EXERCISE DIRECTIONS
Check every line below for the word "Отговори" and show those that hold it.

(Stored items)
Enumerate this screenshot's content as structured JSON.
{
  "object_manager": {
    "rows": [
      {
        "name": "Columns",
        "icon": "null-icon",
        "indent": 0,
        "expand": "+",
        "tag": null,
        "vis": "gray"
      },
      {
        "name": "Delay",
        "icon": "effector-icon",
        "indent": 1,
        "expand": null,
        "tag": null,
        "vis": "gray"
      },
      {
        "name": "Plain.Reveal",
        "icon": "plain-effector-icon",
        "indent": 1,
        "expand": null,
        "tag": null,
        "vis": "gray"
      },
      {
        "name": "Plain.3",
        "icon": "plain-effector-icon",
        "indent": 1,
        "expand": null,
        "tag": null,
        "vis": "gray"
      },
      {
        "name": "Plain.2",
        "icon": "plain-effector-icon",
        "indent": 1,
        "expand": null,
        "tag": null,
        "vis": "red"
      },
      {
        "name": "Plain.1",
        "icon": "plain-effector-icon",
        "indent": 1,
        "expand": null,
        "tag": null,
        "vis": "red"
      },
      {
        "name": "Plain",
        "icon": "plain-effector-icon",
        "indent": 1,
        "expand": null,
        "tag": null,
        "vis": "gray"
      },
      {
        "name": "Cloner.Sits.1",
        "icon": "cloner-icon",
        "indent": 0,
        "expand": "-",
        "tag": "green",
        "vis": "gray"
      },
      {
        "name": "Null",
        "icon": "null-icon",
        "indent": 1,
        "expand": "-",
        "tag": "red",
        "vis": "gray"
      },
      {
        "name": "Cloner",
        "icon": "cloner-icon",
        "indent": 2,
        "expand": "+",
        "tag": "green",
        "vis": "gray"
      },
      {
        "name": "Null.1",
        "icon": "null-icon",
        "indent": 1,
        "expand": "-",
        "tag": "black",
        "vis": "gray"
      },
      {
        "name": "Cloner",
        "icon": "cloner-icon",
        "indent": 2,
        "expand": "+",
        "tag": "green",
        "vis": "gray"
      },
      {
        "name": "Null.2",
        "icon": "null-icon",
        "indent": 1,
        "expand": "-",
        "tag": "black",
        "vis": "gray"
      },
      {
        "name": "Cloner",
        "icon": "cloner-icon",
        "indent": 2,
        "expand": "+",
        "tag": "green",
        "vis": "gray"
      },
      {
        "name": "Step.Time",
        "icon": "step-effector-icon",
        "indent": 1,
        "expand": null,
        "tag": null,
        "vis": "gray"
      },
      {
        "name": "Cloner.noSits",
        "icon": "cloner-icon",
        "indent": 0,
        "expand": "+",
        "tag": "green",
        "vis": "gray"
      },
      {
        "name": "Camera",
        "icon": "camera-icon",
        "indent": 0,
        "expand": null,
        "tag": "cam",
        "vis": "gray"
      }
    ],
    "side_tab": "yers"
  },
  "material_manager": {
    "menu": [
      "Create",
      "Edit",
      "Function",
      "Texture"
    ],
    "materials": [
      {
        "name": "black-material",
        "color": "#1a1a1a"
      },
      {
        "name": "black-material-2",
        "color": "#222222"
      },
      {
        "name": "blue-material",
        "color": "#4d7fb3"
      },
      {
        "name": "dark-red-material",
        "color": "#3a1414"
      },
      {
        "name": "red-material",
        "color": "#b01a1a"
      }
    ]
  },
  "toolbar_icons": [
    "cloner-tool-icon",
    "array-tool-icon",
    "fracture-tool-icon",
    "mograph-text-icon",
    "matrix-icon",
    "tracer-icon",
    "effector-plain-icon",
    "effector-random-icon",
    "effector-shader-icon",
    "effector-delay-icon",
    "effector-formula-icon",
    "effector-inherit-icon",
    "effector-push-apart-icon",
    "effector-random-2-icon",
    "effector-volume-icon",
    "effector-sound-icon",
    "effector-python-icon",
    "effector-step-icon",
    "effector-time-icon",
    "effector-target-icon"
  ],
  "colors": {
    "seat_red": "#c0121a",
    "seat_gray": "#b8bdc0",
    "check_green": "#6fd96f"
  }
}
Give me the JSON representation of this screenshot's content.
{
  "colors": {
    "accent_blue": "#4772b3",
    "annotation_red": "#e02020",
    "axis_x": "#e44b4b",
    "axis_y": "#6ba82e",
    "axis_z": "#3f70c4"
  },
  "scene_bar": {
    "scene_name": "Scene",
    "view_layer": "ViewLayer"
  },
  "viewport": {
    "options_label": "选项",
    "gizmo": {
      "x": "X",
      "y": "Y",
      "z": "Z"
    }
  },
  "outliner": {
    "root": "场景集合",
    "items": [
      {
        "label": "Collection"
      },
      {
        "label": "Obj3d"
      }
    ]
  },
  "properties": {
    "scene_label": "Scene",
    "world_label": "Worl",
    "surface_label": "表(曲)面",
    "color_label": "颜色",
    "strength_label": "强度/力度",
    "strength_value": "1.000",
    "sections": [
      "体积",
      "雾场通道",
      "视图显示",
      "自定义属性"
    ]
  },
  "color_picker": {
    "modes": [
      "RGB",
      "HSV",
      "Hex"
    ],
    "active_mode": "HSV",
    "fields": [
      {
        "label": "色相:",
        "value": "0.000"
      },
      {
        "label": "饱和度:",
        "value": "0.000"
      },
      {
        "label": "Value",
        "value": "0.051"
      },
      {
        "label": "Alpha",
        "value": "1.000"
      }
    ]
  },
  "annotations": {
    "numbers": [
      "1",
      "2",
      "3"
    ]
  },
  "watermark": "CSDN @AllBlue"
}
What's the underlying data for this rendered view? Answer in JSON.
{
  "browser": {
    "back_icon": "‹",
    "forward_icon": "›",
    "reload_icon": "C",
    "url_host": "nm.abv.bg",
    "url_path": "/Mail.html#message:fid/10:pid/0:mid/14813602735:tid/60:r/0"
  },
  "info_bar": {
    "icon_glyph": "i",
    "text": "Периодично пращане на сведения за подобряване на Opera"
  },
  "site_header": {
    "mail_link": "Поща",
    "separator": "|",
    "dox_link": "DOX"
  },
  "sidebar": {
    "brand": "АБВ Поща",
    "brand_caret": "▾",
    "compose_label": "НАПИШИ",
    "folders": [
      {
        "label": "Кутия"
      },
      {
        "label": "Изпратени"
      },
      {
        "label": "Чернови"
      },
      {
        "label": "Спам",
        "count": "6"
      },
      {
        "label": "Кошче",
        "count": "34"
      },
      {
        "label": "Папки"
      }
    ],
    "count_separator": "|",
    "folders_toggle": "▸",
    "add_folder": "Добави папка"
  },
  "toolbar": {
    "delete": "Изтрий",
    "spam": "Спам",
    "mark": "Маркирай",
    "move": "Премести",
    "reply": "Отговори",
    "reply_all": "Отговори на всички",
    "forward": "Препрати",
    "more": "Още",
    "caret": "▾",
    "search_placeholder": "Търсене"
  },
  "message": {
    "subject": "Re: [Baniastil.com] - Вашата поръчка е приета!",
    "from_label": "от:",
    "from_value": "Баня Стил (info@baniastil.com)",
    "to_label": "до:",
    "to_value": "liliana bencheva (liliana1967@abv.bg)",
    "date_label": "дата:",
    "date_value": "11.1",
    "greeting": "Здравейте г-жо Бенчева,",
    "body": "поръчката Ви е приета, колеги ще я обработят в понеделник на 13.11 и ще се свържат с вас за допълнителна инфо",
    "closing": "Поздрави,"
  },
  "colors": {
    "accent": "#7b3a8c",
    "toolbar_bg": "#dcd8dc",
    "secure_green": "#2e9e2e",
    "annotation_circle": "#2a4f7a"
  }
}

SOLUTION
    "reply": "Отговори",
    "reply_all": "Отговори на всички",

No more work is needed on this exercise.